Task directions:
Print the records again, character for character.

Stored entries
────────────────────
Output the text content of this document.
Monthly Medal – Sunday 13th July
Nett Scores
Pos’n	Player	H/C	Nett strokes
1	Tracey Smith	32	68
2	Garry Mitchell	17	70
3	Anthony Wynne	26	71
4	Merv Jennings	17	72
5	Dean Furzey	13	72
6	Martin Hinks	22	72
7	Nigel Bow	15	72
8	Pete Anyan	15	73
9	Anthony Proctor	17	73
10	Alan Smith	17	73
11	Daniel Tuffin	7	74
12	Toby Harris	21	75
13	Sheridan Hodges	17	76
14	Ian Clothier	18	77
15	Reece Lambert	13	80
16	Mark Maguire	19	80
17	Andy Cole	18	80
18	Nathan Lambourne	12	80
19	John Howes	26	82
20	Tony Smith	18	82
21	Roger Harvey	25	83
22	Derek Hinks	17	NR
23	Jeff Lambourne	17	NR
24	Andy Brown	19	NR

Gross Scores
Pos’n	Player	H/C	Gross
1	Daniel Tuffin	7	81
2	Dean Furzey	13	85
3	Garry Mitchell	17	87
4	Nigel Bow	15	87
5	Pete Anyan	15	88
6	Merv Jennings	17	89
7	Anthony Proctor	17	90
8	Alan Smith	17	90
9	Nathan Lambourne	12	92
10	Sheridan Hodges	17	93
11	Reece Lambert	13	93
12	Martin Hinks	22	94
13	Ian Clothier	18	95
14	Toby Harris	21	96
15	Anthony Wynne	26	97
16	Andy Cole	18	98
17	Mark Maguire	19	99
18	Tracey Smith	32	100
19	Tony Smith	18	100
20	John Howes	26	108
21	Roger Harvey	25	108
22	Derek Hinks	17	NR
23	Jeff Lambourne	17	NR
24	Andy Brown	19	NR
────────────────────
Written response:
Output the text content of this document.
Monthly Medal – Sunday 13th July
Nett Scores
Pos’n	Player	H/C	Nett strokes
1	Tracey Smith	32	68
2	Garry Mitchell	17	70
3	Anthony Wynne	26	71
4	Merv Jennings	17	72
5	Dean Furzey	13	72
6	Martin Hinks	22	72
7	Nigel Bow	15	72
8	Pete Anyan	15	73
9	Anthony Proctor	17	73
10	Alan Smith	17	73
11	Daniel Tuffin	7	74
12	Toby Harris	21	75
13	Sheridan Hodges	17	76
14	Ian Clothier	18	77
15	Reece Lambert	13	80
16	Mark Maguire	19	80
17	Andy Cole	18	80
18	Nathan Lambourne	12	80
19	John Howes	26	82
20	Tony Smith	18	82
21	Roger Harvey	25	83
22	Derek Hinks	17	NR
23	Jeff Lambourne	17	NR
24	Andy Brown	19	NR

Gross Scores
Pos’n	Player	H/C	Gross
1	Daniel Tuffin	7	81
2	Dean Furzey	13	85
3	Garry Mitchell	17	87
4	Nigel Bow	15	87
5	Pete Anyan	15	88
6	Merv Jennings	17	89
7	Anthony Proctor	17	90
8	Alan Smith	17	90
9	Nathan Lambourne	12	92
10	Sheridan Hodges	17	93
11	Reece Lambert	13	93
12	Martin Hinks	22	94
13	Ian Clothier	18	95
14	Toby Harris	21	96
15	Anthony Wynne	26	97
16	Andy Cole	18	98
17	Mark Maguire	19	99
18	Tracey Smith	32	100
19	Tony Smith	18	100
20	John Howes	26	108
21	Roger Harvey	25	108
22	Derek Hinks	17	NR
23	Jeff Lambourne	17	NR
24	Andy Brown	19	NR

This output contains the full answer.